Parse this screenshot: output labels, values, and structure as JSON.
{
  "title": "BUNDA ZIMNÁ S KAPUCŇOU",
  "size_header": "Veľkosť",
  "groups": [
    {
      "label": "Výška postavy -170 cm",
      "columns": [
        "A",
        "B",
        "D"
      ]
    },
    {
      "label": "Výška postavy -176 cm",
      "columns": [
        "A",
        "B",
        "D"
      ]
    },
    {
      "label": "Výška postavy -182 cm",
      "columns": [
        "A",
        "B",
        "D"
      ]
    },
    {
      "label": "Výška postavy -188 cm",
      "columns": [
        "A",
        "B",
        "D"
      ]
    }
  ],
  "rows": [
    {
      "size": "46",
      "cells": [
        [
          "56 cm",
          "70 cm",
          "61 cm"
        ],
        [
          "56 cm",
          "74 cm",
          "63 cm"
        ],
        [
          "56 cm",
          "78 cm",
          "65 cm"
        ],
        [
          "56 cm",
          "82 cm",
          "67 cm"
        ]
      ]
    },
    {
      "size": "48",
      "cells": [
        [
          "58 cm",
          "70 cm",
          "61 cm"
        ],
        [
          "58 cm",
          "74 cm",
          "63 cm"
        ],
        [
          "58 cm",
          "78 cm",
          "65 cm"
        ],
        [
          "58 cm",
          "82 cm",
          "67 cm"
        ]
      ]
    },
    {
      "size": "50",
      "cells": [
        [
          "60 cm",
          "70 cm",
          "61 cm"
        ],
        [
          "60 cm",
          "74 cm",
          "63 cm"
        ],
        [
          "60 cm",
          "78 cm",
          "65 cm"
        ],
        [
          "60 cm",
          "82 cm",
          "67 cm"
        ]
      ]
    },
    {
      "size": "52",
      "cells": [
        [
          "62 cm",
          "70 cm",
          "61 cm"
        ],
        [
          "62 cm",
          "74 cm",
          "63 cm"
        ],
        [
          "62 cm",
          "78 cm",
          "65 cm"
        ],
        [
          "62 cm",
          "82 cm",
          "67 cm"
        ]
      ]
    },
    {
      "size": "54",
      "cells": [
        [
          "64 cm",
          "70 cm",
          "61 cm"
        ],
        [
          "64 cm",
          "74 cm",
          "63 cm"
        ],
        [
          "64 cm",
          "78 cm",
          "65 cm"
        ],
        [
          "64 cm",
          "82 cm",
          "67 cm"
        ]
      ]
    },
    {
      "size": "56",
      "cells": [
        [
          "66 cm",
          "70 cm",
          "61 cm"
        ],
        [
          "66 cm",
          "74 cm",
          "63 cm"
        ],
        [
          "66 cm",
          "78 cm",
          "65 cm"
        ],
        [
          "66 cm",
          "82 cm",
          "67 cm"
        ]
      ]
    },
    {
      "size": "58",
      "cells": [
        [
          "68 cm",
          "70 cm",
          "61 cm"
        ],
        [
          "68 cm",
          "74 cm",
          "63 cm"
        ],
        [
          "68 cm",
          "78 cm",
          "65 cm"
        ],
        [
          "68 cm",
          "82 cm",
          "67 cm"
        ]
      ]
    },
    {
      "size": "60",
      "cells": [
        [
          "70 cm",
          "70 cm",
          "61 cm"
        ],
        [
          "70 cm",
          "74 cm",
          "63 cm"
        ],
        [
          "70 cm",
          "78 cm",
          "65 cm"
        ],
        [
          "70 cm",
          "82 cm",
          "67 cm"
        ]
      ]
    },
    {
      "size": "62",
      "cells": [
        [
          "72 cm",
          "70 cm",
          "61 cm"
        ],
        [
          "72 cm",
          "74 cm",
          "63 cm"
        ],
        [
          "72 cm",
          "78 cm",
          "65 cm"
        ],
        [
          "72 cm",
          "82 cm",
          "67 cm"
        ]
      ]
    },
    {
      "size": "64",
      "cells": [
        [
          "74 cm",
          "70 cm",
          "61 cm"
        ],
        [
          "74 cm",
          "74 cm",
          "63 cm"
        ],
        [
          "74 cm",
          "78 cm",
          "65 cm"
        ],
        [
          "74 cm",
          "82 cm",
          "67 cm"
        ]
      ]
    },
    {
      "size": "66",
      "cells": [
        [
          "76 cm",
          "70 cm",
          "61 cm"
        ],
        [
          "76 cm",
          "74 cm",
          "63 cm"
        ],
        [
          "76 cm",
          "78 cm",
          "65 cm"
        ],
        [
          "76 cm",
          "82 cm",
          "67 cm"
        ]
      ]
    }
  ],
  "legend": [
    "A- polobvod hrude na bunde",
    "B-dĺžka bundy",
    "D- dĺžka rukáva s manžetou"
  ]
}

+---+

[WHAT IS EXPECTED]
Report only the number of lines in the records that include the word "Výška".

[SOLUTION FOR THIS EXERCISE]
4